What the task requires: Determine which lines of the records include the word "usually", and copy them.

[Saved entries]

____

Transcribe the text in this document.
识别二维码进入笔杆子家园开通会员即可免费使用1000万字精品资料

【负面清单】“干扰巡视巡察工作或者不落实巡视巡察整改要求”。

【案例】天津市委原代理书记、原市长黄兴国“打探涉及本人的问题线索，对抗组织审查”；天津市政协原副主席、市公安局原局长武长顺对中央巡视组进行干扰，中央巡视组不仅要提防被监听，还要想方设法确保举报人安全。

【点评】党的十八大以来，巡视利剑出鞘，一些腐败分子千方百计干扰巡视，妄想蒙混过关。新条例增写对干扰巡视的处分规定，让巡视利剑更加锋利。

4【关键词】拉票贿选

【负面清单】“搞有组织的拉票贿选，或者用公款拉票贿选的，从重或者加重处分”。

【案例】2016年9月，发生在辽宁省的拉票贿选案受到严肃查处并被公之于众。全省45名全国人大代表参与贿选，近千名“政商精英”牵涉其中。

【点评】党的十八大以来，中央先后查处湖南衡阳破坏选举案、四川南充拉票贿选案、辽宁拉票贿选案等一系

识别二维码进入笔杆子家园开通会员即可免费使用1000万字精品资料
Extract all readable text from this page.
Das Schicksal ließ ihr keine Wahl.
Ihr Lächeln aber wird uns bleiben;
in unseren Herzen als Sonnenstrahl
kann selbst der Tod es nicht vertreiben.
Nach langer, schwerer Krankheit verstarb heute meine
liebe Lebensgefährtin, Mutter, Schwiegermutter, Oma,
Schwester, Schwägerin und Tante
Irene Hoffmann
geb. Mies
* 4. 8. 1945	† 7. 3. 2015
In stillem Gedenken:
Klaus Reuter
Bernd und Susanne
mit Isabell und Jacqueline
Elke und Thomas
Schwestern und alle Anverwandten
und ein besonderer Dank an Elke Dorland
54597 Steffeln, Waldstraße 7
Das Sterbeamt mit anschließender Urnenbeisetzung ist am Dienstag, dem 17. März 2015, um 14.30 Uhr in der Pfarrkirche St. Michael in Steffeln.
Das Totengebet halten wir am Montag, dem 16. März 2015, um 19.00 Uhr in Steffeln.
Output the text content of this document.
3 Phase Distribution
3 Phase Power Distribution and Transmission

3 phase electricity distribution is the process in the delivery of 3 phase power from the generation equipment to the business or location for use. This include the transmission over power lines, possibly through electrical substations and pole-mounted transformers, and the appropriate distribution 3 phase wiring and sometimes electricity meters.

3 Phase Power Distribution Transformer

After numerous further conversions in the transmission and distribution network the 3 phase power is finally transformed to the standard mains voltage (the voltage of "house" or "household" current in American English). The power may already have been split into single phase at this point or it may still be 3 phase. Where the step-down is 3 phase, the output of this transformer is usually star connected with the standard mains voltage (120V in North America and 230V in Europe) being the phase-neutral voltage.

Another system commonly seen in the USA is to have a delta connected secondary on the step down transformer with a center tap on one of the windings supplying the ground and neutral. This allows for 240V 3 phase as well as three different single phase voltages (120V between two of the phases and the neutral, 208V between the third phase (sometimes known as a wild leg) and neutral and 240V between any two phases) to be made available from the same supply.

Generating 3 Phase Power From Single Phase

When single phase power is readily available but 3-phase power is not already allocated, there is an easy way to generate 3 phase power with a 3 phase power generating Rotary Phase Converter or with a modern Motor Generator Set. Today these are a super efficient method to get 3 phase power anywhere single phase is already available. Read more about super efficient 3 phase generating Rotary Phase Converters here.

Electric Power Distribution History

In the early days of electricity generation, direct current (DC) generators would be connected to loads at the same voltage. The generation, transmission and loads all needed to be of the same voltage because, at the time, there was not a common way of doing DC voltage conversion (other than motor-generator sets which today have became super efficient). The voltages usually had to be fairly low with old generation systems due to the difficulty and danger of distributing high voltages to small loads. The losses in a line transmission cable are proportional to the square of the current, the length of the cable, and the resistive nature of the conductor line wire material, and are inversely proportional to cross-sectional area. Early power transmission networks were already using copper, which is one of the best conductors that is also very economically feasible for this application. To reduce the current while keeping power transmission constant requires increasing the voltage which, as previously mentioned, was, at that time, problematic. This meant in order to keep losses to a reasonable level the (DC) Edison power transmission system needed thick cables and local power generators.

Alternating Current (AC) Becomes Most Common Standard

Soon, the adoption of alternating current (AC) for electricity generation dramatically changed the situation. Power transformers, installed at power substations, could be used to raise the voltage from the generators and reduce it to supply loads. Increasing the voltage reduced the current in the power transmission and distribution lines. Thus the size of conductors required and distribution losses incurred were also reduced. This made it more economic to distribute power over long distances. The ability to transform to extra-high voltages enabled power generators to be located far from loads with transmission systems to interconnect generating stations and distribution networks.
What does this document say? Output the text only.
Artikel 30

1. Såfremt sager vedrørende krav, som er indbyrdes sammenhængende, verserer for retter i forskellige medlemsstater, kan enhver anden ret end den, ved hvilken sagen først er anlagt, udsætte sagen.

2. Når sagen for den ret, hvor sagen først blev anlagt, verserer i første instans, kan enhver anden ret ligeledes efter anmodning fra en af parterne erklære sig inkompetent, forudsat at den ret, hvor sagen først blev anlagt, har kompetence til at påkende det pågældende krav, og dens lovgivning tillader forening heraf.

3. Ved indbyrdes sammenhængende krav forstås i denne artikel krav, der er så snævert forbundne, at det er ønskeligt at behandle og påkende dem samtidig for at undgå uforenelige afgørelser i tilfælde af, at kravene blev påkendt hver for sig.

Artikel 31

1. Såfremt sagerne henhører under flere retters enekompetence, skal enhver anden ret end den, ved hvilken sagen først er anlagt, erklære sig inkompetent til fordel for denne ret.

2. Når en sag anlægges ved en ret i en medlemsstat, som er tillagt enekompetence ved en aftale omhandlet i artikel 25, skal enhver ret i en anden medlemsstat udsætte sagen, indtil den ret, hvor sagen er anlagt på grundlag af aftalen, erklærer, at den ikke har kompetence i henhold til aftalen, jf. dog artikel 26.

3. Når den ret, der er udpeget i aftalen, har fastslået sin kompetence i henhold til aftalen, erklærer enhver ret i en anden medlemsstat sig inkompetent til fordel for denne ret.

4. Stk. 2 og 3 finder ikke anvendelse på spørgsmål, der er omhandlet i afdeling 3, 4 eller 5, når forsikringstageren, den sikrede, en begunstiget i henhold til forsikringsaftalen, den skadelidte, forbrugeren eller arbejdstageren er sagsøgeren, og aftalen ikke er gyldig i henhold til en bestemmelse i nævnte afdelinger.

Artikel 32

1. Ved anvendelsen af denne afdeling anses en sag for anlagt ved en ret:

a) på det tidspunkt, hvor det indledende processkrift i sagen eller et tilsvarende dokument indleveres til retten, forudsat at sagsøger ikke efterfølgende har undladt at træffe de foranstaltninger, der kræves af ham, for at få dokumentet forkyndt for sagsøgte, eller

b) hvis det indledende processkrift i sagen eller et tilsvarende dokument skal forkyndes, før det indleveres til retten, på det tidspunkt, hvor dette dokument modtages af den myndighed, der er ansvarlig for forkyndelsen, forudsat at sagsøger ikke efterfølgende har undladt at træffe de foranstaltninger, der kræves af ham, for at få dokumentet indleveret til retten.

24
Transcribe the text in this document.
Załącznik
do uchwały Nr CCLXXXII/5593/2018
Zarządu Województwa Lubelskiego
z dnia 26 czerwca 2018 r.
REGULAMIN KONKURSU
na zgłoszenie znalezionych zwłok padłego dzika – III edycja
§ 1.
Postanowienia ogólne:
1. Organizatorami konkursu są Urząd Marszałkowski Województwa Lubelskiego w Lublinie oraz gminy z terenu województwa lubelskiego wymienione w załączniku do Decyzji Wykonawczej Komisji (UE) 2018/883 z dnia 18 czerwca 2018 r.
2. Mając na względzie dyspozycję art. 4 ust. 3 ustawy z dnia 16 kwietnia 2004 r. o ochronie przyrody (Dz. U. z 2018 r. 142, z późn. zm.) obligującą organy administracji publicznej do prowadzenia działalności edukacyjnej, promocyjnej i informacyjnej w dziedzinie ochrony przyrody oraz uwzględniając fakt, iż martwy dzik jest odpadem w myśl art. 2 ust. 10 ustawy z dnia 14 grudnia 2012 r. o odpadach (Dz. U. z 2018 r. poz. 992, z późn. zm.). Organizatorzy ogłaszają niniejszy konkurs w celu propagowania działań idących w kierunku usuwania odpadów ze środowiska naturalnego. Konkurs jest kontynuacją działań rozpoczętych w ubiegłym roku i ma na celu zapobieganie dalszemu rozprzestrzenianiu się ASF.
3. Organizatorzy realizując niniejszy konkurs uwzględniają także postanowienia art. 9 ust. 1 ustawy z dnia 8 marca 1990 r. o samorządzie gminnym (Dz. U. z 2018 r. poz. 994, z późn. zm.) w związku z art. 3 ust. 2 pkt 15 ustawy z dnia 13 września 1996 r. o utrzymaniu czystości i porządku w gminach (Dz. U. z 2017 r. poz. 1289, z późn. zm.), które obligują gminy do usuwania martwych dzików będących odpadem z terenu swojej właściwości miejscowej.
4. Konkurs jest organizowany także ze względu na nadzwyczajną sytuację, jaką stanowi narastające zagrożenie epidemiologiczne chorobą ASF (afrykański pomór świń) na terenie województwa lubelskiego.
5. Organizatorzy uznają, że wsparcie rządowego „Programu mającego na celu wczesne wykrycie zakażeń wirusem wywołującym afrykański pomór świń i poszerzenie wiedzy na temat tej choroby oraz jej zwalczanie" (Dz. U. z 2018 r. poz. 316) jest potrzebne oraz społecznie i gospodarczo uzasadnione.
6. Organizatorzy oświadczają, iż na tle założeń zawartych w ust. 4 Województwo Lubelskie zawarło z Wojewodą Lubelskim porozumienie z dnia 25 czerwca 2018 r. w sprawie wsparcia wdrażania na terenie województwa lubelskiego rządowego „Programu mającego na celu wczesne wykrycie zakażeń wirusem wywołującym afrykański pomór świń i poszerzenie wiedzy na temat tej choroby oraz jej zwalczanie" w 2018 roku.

____

Answer below:
After numerous further conversions in the transmission and distribution network the 3 phase power is finally transformed to the standard mains voltage (the voltage of "house" or "household" current in American English). The power may already have been split into single phase at this point or it may still be 3 phase. Where the step-down is 3 phase, the output of this transformer is usually star connected with the standard mains voltage (120V in North America and 230V in Europe) being the phase-neutral voltage.
In the early days of electricity generation, direct current (DC) generators would be connected to loads at the same voltage. The generation, transmission and loads all needed to be of the same voltage because, at the time, there was not a common way of doing DC voltage conversion (other than motor-generator sets which today have became super efficient). The voltages usually had to be fairly low with old generation systems due to the difficulty and danger of distributing high voltages to small loads. The losses in a line transmission cable are proportional to the square of the current, the length of the cable, and the resistive nature of the conductor line wire material, and are inversely proportional to cross-sectional area. Early power transmission networks were already using copper, which is one of the best conductors that is also very economically feasible for this application. To reduce the current while keeping power transmission constant requires increasing the voltage which, as previously mentioned, was, at that time, problematic. This meant in order to keep losses to a reasonable level the (DC) Edison power transmission system needed thick cables and local power generators.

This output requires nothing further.